Provided records:
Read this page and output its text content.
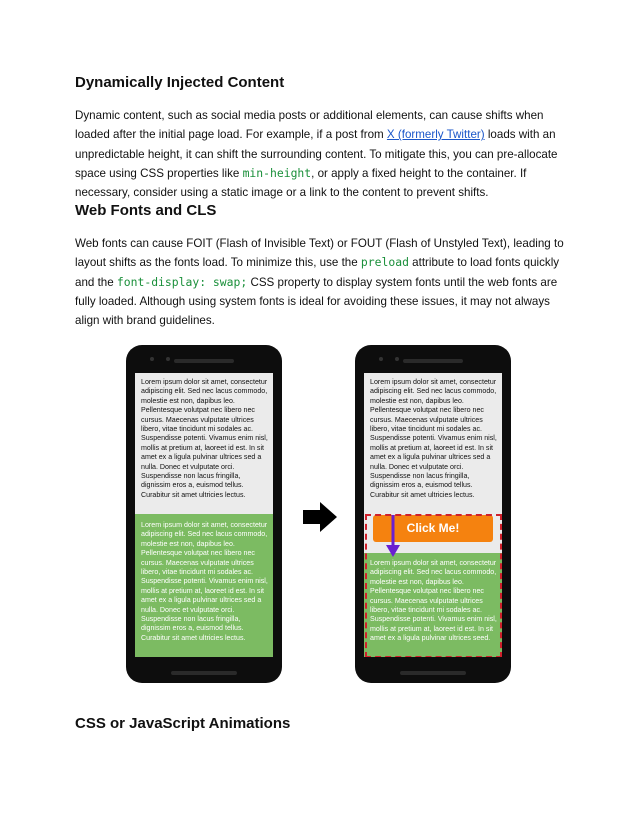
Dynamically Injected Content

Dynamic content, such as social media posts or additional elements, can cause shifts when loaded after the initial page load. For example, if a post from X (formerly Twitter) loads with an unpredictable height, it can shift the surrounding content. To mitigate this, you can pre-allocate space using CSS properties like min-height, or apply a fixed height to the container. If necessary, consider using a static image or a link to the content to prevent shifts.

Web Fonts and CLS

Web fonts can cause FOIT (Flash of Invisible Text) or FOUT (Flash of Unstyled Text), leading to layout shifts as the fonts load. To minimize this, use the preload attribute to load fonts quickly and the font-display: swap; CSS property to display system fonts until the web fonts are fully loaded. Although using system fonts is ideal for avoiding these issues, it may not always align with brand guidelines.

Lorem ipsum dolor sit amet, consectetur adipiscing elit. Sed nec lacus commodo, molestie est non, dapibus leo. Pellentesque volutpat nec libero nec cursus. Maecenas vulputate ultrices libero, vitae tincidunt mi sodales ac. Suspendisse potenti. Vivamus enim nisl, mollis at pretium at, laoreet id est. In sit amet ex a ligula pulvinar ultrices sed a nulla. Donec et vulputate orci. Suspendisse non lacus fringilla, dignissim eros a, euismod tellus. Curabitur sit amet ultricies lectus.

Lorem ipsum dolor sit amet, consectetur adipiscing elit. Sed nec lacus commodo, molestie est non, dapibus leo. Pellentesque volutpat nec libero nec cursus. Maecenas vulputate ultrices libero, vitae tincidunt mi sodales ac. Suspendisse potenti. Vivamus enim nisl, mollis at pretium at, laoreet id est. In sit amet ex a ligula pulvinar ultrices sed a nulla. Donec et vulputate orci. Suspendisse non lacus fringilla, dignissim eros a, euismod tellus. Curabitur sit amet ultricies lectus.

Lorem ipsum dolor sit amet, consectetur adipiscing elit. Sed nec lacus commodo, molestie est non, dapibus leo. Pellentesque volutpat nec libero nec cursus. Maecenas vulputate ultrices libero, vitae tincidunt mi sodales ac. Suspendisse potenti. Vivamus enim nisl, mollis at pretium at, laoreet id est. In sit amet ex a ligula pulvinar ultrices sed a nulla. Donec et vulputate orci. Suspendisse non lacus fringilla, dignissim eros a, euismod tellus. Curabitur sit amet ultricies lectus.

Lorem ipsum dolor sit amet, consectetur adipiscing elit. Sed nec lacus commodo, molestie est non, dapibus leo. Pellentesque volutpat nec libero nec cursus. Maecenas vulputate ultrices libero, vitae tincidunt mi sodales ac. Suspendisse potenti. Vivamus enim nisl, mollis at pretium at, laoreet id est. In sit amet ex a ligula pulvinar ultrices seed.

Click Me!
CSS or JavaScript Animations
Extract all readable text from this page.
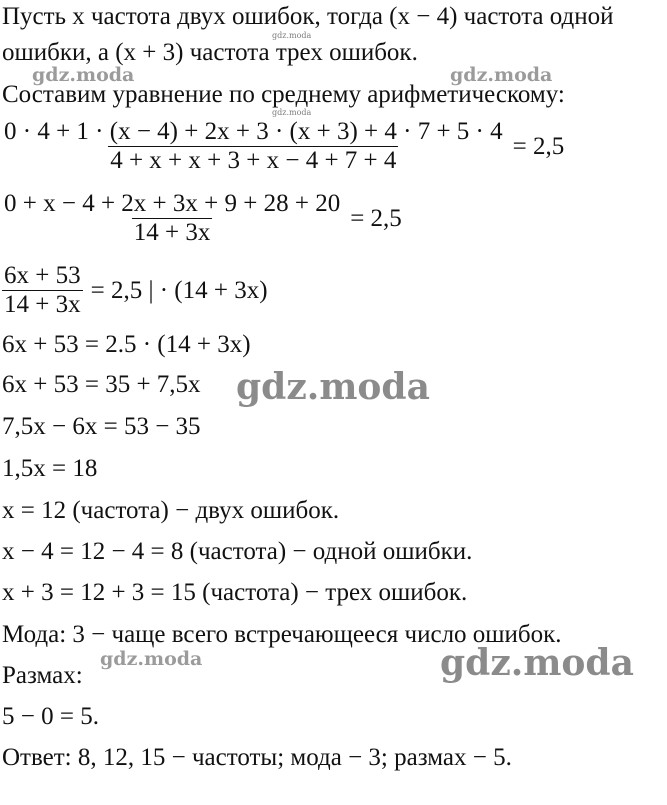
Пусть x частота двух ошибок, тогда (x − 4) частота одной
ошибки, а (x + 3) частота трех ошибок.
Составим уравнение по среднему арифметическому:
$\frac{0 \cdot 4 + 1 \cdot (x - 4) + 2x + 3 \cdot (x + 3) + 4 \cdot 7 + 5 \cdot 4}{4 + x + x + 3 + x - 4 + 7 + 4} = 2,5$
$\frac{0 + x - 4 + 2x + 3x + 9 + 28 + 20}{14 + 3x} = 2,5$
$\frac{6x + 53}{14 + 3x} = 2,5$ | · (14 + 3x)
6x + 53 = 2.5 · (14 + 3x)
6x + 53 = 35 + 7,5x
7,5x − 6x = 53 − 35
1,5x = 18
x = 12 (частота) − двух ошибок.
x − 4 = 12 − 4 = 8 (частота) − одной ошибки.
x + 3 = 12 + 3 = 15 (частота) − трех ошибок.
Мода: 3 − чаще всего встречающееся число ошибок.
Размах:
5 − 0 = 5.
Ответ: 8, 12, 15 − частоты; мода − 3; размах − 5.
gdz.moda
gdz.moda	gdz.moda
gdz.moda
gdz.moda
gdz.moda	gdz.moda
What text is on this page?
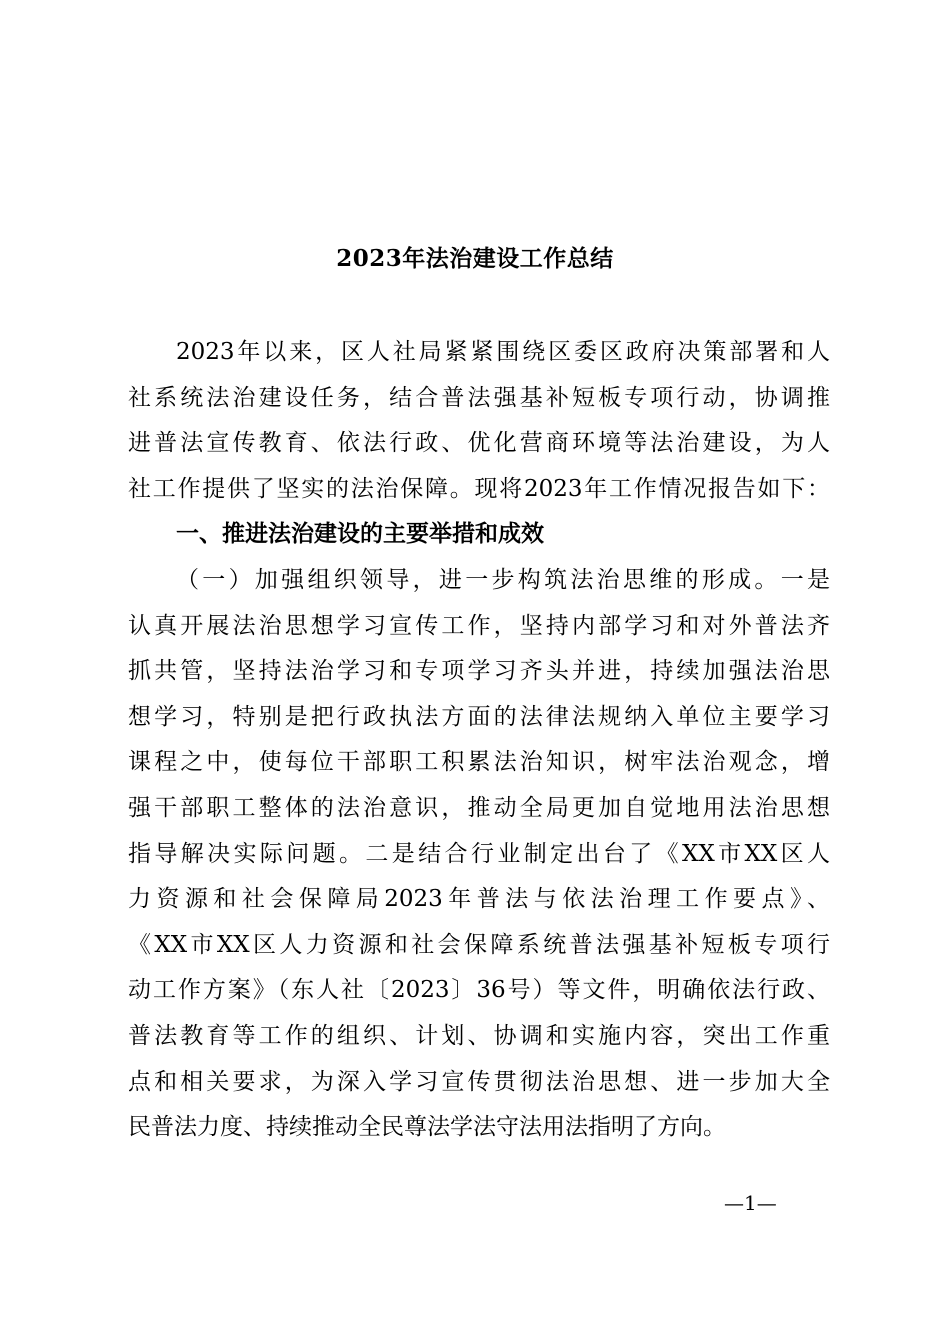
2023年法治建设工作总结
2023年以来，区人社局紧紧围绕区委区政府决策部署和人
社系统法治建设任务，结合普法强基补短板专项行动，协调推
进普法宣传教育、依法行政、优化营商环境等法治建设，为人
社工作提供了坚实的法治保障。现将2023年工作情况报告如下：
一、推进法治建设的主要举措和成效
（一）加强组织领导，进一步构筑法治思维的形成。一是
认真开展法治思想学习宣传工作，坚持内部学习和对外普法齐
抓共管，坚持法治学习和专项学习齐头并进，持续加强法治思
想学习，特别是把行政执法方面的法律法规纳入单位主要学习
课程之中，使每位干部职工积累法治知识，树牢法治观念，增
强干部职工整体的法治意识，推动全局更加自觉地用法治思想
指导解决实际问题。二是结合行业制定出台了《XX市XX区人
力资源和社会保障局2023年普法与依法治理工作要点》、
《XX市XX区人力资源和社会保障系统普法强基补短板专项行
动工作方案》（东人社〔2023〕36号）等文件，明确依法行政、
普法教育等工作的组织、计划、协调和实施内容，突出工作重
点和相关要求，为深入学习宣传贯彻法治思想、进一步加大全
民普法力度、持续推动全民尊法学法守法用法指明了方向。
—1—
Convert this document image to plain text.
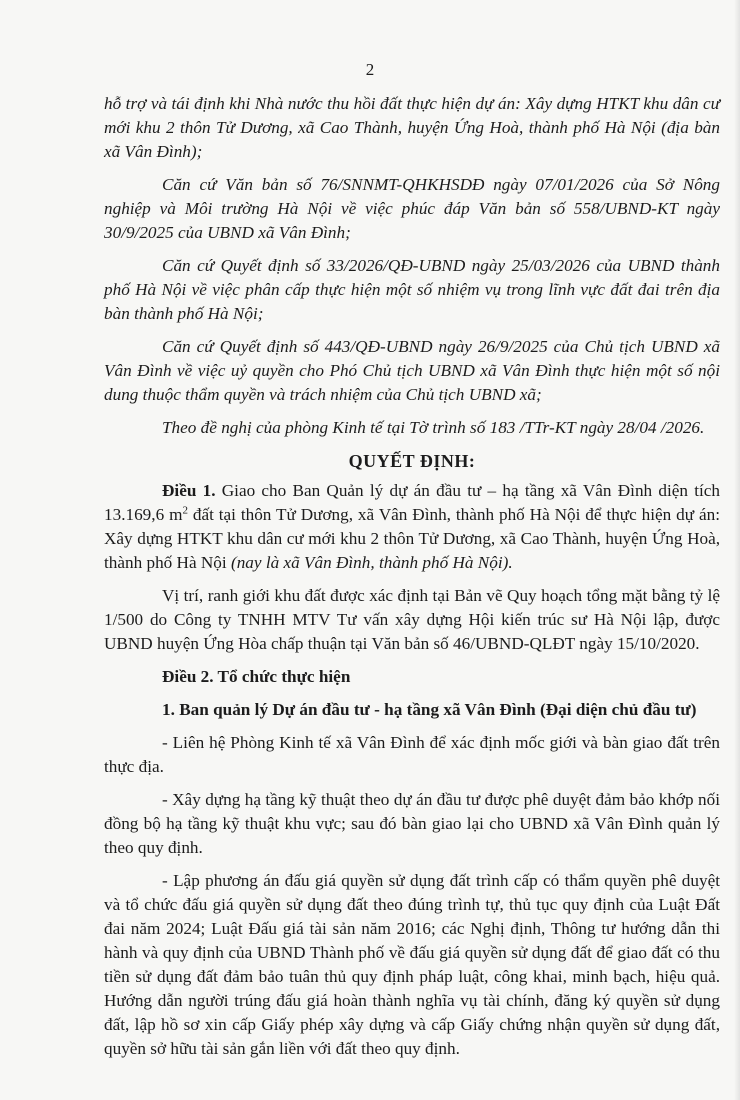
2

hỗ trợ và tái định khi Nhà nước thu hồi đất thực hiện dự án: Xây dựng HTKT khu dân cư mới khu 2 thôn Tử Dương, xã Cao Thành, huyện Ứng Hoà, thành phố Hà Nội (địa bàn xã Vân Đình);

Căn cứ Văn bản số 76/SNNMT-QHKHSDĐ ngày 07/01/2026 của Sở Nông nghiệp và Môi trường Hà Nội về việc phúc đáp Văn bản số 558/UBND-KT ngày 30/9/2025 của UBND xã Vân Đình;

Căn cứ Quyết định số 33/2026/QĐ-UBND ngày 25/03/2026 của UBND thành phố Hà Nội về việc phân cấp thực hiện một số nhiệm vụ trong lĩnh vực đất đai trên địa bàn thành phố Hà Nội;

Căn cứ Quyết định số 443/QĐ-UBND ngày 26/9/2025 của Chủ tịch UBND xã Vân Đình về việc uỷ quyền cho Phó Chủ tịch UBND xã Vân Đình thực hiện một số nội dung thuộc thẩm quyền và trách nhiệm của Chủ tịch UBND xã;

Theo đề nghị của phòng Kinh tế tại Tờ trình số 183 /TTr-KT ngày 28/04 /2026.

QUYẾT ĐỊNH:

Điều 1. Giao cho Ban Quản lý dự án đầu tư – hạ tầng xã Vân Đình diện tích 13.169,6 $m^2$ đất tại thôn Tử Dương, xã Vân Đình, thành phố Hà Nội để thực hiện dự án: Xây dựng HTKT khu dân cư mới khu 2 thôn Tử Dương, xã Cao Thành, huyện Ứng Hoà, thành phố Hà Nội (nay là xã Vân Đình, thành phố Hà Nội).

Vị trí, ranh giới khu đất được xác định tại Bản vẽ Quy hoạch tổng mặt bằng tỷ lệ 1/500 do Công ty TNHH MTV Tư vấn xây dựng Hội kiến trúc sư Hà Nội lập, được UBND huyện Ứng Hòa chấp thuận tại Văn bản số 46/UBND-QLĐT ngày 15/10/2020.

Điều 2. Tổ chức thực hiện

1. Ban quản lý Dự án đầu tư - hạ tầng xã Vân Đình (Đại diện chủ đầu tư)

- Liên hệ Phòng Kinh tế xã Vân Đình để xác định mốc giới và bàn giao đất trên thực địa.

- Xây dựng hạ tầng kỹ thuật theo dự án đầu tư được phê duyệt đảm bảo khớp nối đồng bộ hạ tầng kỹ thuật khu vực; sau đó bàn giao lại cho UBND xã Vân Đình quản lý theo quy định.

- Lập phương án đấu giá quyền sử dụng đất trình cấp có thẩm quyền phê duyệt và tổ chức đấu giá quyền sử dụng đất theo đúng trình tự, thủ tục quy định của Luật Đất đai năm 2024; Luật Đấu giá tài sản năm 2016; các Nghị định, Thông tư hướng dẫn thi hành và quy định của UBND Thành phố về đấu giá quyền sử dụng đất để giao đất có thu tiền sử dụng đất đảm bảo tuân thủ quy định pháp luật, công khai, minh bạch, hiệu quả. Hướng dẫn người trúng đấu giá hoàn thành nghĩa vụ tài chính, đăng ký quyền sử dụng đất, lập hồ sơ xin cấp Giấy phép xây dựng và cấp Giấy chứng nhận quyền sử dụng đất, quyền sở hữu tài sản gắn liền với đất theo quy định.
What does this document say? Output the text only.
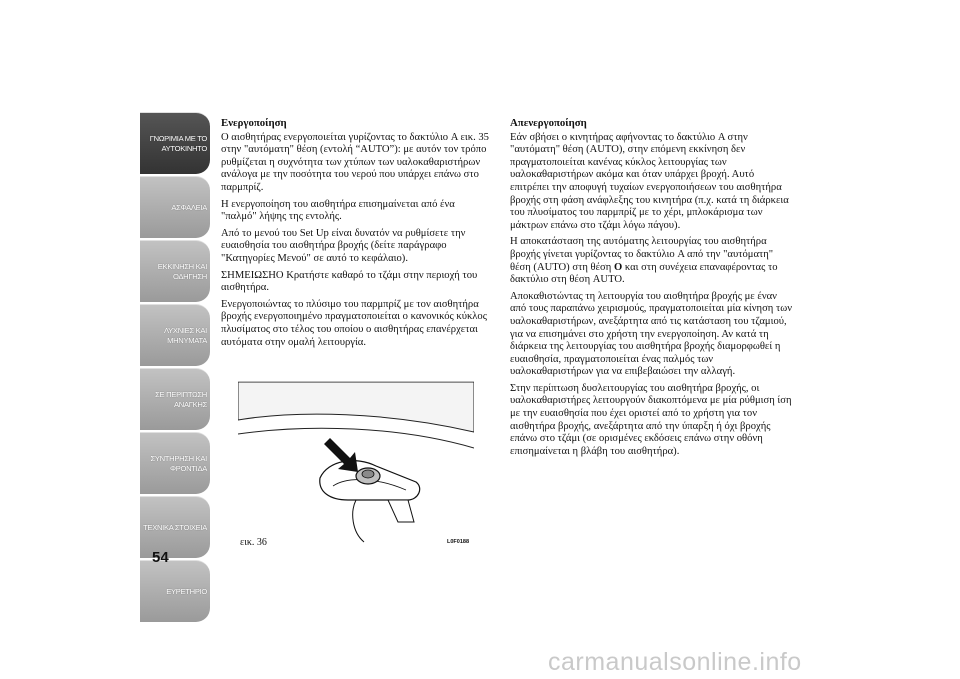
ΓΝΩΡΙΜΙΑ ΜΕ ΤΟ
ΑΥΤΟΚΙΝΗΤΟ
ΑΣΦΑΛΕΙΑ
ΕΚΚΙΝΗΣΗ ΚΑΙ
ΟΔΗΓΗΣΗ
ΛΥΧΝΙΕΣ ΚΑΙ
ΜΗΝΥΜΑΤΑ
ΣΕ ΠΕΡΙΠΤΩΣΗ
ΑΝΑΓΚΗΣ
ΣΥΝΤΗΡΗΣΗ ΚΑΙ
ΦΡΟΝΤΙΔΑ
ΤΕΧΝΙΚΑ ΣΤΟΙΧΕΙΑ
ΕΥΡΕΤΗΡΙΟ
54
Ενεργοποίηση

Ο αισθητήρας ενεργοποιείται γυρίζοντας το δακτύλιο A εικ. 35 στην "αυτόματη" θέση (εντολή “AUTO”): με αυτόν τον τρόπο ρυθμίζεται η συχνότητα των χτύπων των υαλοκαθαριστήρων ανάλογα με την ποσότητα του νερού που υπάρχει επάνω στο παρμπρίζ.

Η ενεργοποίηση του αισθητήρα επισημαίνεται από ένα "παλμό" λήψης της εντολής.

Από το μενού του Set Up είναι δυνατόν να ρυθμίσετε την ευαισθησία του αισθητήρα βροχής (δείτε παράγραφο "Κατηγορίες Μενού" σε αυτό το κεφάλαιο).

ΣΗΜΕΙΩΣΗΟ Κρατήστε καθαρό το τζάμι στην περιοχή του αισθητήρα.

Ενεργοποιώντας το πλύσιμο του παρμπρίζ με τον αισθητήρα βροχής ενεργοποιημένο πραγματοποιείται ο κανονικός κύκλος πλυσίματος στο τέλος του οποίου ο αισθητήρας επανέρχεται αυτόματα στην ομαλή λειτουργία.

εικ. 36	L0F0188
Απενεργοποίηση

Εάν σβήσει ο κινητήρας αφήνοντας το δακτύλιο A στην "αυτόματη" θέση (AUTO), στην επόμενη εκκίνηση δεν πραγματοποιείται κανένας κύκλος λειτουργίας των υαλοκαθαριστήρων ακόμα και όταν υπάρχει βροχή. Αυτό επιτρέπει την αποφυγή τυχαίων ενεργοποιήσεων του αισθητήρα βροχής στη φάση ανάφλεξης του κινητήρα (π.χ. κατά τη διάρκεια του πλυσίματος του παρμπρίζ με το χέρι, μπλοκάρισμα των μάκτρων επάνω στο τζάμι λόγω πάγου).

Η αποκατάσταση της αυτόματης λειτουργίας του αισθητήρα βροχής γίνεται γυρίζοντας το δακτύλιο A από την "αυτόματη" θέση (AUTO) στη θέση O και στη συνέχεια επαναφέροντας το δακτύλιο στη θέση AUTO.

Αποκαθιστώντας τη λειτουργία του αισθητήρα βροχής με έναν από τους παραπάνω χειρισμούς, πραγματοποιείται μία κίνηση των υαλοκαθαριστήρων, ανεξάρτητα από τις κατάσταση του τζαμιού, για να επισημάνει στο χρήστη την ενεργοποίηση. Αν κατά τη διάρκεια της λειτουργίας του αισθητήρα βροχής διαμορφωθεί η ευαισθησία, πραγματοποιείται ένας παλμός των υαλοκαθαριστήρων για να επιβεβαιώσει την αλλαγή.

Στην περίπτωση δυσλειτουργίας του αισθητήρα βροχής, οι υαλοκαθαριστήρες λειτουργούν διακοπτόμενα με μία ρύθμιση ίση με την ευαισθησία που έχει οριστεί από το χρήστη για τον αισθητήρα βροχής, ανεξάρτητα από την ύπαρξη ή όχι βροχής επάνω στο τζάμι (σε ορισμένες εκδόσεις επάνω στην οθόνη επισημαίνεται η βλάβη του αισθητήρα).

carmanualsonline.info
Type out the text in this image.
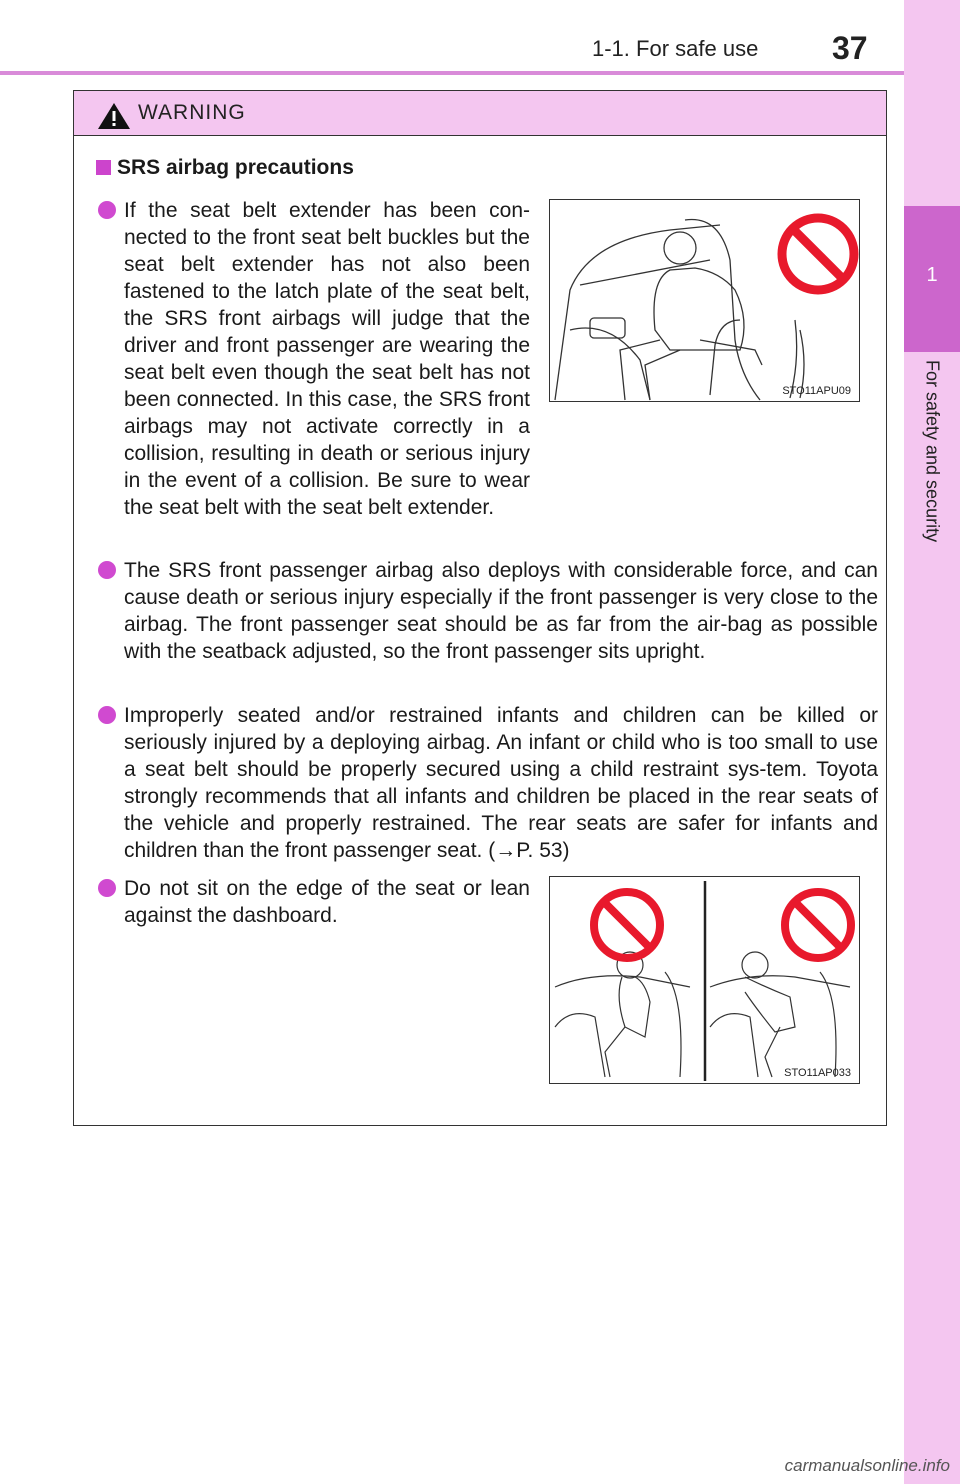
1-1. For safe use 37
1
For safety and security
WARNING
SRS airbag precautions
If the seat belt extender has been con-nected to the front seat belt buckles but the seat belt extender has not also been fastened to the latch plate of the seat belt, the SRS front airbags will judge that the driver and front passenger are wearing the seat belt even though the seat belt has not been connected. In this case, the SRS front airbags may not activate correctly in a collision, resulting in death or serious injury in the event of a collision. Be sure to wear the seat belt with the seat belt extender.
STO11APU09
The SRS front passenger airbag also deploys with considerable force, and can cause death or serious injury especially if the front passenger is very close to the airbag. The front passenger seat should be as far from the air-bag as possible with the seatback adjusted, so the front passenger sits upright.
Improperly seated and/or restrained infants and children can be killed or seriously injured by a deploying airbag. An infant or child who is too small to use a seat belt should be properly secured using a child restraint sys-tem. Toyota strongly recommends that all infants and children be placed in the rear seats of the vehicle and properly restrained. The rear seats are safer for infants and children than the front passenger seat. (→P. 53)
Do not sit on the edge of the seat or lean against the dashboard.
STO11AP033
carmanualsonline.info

What the task asks: Across the entries, how many lines hold the word "χρήστη"? Say only the number.

Complete response: 2